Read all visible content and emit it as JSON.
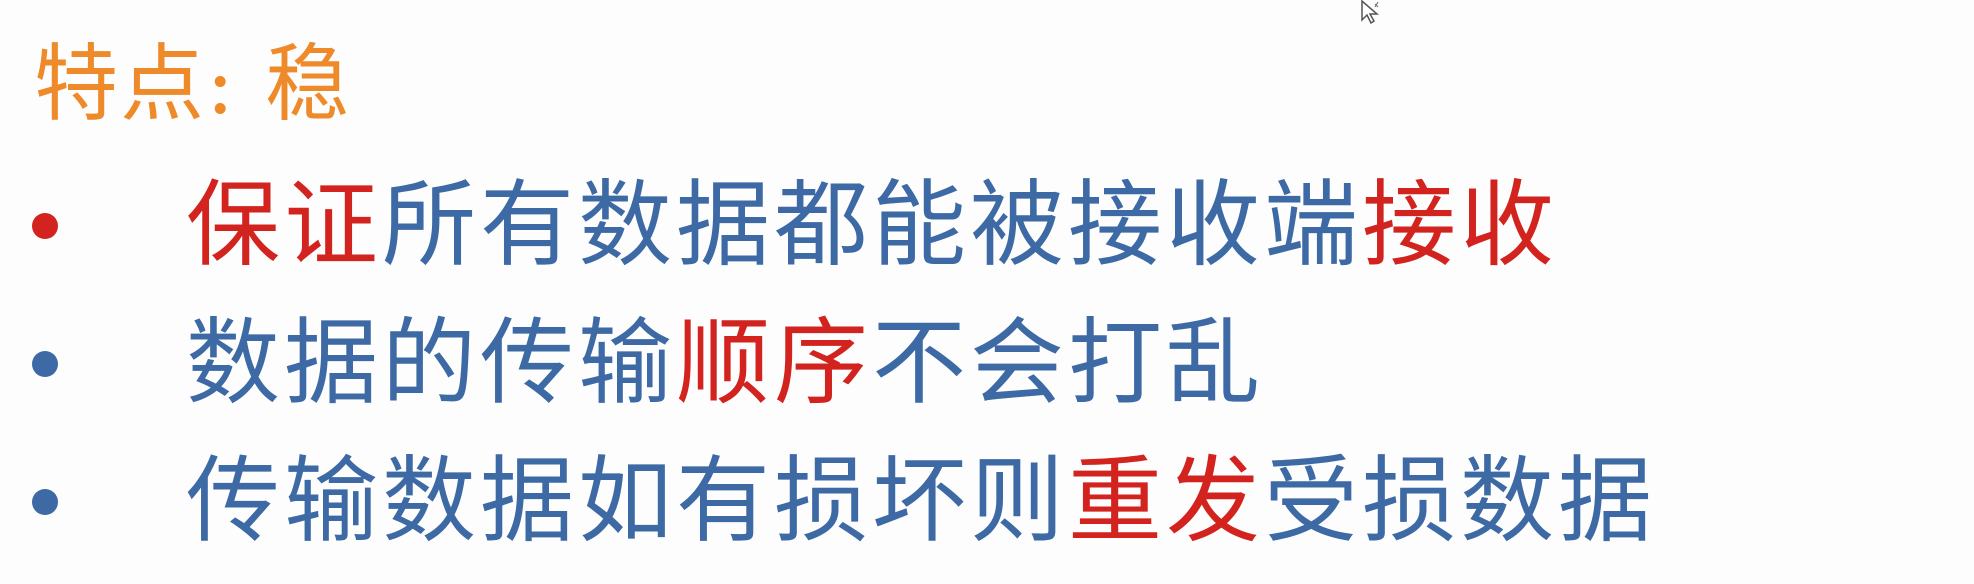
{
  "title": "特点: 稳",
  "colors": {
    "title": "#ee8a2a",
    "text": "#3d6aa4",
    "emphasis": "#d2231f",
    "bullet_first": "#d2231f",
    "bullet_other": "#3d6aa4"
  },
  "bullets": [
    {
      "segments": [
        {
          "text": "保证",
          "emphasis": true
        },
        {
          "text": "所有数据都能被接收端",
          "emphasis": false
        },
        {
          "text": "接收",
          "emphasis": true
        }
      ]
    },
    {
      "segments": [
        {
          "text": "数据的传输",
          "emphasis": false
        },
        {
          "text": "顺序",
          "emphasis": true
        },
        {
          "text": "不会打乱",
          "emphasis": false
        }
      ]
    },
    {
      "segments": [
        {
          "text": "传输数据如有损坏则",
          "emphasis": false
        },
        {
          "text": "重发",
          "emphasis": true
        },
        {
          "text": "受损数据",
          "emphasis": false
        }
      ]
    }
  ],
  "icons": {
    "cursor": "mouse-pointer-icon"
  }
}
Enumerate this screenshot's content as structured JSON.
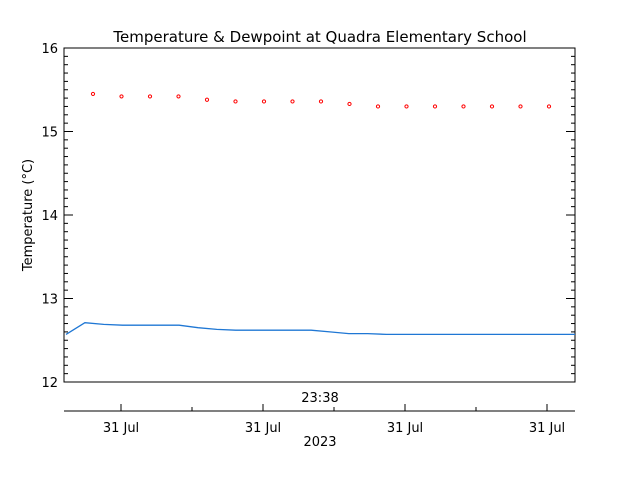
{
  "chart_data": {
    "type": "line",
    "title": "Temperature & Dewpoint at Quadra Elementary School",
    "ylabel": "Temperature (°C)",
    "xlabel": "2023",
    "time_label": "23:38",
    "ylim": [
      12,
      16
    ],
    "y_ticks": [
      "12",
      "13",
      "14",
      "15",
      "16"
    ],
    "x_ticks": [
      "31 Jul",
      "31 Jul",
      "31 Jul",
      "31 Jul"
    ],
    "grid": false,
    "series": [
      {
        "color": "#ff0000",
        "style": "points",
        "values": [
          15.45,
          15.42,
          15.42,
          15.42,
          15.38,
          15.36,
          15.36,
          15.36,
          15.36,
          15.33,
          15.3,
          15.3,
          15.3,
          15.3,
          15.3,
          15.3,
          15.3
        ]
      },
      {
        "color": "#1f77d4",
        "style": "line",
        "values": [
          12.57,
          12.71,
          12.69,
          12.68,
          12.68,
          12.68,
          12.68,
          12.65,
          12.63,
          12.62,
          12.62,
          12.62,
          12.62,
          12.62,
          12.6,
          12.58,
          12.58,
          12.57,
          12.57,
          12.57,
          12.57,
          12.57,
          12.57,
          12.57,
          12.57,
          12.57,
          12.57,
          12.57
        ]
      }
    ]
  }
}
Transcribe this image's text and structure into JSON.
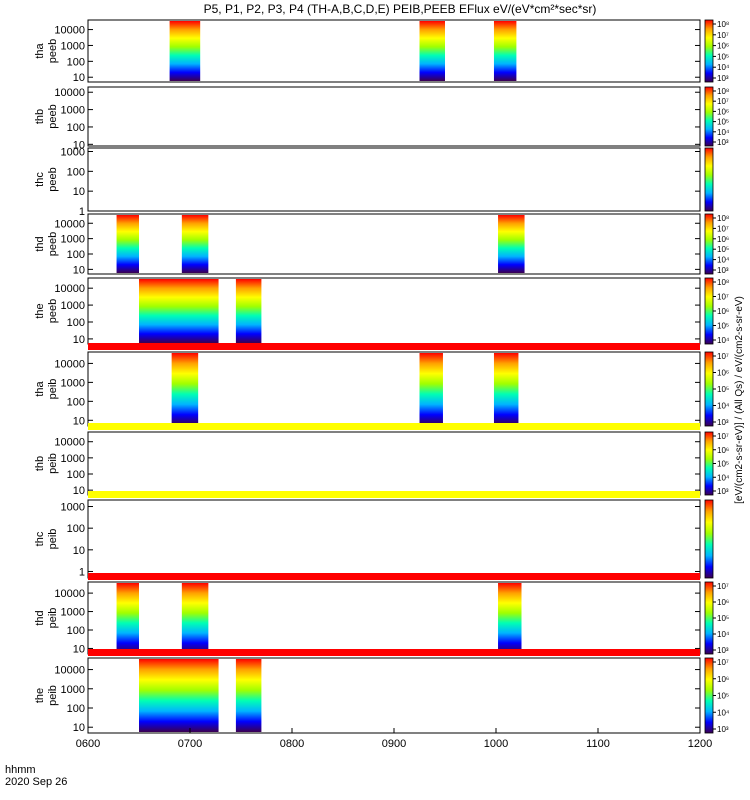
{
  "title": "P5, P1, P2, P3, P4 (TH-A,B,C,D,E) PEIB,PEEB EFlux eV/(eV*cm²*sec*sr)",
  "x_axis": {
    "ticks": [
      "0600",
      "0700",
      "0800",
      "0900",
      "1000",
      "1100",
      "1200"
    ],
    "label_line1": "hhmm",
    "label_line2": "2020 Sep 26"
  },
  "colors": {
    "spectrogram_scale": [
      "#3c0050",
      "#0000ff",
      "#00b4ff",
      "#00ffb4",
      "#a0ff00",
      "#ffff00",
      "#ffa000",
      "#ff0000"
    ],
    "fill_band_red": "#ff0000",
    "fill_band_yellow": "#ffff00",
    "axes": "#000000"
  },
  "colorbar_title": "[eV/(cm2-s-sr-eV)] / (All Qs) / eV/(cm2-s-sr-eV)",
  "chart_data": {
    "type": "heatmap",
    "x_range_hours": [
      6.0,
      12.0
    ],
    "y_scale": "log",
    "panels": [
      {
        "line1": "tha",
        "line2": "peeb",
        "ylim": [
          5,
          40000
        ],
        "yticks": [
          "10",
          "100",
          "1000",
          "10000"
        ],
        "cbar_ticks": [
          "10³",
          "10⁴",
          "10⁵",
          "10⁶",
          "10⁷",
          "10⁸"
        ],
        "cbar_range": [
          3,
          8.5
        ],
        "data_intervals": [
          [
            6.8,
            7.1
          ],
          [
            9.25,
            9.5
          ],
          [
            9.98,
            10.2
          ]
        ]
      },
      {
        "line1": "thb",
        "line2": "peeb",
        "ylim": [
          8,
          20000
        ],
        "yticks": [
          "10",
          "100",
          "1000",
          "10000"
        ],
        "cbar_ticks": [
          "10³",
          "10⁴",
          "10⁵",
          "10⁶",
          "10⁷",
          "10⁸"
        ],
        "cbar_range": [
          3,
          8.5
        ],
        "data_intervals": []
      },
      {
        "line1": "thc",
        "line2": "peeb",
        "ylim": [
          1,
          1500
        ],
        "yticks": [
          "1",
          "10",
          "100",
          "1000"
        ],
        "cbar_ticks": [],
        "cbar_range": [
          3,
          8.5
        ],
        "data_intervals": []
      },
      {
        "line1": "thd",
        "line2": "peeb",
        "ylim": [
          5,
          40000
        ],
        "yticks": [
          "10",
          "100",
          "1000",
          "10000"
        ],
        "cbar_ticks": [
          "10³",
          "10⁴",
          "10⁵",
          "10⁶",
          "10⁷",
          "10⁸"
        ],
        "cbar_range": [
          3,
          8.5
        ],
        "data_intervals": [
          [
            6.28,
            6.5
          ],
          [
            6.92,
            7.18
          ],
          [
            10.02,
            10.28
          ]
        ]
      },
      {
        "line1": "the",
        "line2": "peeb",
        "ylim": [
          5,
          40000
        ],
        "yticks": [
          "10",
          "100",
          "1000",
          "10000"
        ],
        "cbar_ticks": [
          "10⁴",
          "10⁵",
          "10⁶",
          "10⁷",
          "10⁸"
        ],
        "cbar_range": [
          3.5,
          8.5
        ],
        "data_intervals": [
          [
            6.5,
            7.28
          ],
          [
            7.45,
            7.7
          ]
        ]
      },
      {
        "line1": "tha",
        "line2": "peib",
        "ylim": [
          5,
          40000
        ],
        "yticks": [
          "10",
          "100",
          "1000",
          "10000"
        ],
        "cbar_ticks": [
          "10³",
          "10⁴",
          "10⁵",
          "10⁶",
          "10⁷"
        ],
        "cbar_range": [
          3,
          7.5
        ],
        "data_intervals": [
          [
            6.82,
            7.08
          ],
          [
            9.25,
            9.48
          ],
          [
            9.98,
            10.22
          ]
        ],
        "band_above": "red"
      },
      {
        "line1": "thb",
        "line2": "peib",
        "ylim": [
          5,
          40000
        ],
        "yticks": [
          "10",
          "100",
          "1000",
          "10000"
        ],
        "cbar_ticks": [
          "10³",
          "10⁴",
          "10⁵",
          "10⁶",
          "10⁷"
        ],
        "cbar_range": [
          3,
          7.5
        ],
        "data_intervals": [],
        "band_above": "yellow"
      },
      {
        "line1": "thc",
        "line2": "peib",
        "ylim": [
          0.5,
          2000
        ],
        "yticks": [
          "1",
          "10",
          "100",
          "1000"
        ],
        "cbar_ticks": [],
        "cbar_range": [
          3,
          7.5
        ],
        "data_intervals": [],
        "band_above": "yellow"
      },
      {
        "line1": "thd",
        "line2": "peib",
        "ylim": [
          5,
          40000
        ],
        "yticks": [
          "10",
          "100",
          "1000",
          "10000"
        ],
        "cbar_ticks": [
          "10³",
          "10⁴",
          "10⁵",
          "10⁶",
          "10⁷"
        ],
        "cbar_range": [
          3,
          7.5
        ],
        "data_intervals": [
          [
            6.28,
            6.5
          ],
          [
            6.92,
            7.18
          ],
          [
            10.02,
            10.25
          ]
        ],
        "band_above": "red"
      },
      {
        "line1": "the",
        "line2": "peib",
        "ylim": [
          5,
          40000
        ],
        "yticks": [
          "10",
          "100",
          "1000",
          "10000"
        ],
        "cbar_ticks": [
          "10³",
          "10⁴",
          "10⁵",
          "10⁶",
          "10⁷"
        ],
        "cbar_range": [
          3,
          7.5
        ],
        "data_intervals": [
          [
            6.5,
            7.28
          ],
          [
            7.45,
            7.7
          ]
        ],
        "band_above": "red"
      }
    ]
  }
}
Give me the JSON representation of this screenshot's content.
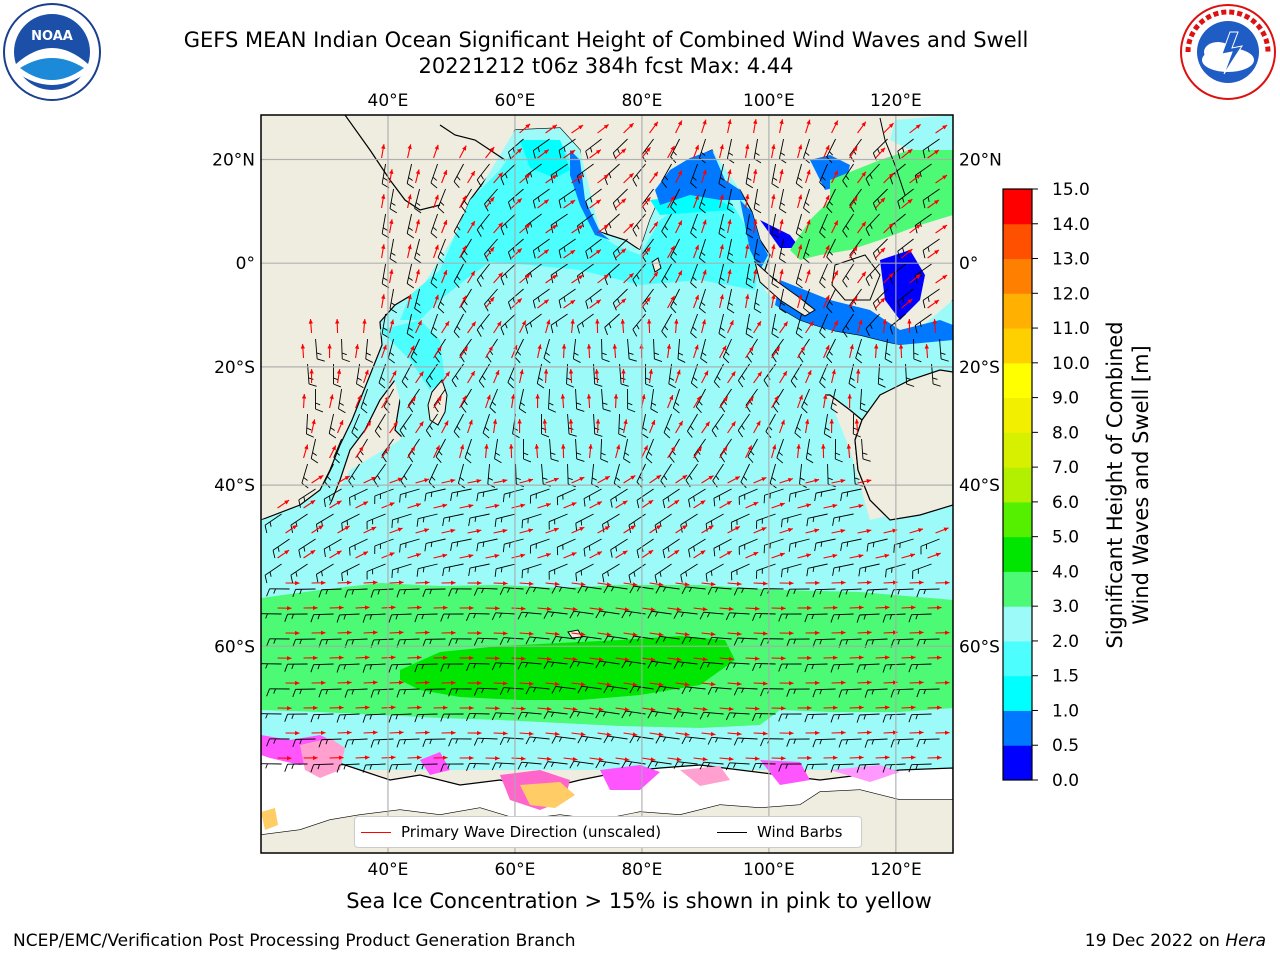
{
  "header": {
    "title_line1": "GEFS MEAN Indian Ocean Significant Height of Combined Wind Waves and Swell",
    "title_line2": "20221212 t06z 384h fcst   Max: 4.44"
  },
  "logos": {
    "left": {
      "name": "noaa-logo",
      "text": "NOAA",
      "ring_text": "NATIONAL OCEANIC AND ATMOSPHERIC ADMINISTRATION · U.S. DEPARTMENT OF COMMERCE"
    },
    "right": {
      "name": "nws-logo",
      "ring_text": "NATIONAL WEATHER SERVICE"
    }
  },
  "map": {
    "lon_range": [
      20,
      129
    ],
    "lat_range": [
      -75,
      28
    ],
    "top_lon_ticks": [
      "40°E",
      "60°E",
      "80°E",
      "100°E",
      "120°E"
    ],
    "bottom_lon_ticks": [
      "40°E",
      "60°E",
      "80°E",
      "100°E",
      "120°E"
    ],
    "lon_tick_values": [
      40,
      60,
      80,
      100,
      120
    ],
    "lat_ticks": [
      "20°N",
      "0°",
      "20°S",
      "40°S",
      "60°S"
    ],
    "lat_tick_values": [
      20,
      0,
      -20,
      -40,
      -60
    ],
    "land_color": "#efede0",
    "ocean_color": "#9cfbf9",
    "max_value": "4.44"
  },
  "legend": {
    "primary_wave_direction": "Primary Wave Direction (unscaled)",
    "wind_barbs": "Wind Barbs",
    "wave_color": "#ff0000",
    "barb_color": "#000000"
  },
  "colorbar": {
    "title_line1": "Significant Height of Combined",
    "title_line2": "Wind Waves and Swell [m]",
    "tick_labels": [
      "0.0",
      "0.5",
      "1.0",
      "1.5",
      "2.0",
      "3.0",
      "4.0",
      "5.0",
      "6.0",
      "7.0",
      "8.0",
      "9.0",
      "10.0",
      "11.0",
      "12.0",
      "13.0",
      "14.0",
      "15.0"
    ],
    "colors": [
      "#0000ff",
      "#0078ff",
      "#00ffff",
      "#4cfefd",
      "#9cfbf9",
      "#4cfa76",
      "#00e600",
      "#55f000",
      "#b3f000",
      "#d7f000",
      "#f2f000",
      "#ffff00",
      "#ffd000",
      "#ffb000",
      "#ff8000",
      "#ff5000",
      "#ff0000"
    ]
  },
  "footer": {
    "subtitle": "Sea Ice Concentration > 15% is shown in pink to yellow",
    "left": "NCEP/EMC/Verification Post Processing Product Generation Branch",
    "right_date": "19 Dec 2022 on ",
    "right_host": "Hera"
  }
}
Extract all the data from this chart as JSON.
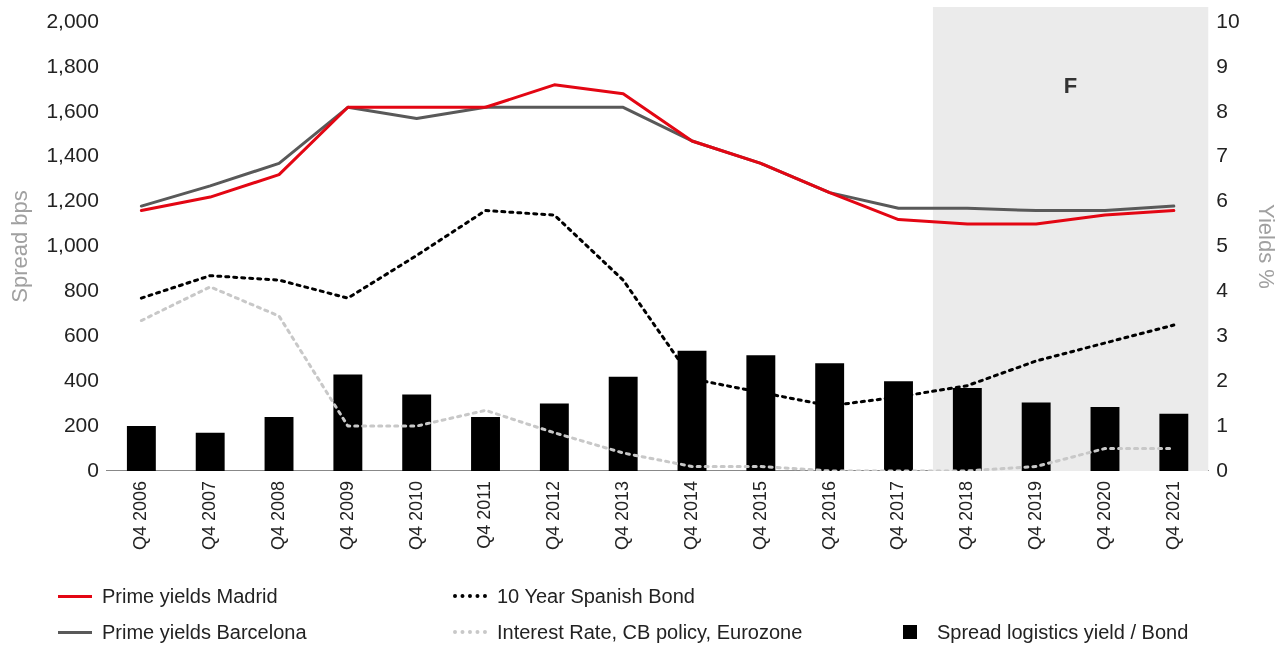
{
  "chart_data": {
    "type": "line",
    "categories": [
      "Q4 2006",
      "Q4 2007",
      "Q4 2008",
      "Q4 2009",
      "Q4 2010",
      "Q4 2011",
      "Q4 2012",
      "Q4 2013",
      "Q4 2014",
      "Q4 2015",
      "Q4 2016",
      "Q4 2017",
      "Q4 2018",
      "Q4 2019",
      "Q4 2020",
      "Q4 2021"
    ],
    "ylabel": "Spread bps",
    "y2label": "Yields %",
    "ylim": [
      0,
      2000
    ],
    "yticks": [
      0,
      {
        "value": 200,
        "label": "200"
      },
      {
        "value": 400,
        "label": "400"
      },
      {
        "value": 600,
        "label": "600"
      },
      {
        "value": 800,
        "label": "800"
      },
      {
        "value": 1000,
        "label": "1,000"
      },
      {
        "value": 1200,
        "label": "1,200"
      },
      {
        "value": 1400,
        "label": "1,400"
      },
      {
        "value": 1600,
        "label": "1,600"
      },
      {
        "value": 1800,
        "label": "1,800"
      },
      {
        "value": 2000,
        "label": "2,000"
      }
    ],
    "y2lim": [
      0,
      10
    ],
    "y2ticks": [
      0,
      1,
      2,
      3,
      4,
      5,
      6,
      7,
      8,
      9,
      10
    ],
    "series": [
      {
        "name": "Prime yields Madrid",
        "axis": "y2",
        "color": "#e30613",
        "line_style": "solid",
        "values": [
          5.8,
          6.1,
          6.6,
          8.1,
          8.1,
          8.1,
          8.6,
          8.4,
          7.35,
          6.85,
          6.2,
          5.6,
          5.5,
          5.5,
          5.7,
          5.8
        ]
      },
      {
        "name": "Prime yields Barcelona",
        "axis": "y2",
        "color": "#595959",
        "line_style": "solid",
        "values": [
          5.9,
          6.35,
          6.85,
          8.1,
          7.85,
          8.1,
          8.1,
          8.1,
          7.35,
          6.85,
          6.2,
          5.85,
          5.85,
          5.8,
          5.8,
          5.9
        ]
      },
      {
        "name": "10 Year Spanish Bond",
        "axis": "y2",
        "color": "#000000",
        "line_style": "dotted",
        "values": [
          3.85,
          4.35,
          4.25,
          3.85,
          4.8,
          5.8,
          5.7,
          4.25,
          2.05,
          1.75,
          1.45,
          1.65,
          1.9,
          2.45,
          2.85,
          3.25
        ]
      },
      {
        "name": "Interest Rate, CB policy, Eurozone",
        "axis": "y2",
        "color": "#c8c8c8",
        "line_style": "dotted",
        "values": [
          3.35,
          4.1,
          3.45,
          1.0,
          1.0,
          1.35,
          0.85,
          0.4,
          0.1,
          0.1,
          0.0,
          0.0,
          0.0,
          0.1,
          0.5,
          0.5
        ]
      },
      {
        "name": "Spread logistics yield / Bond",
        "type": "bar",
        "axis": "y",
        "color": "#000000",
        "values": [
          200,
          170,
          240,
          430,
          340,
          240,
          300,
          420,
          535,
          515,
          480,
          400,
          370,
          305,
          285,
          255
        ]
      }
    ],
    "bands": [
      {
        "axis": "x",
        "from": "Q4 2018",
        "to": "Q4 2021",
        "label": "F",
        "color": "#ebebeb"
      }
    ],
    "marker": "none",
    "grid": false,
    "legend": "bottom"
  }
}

------------

**INSTRUCTIONS TO FOLLOW**.
Identify and copy the lines holding the word "Height".

**RESPONSE TO THIS EXERCISE**.
    "title_line1": "GEFS MEAN Indian Ocean Significant Height of Combined Wind Waves and Swell",
    "title_line1": "Significant Height of Combined",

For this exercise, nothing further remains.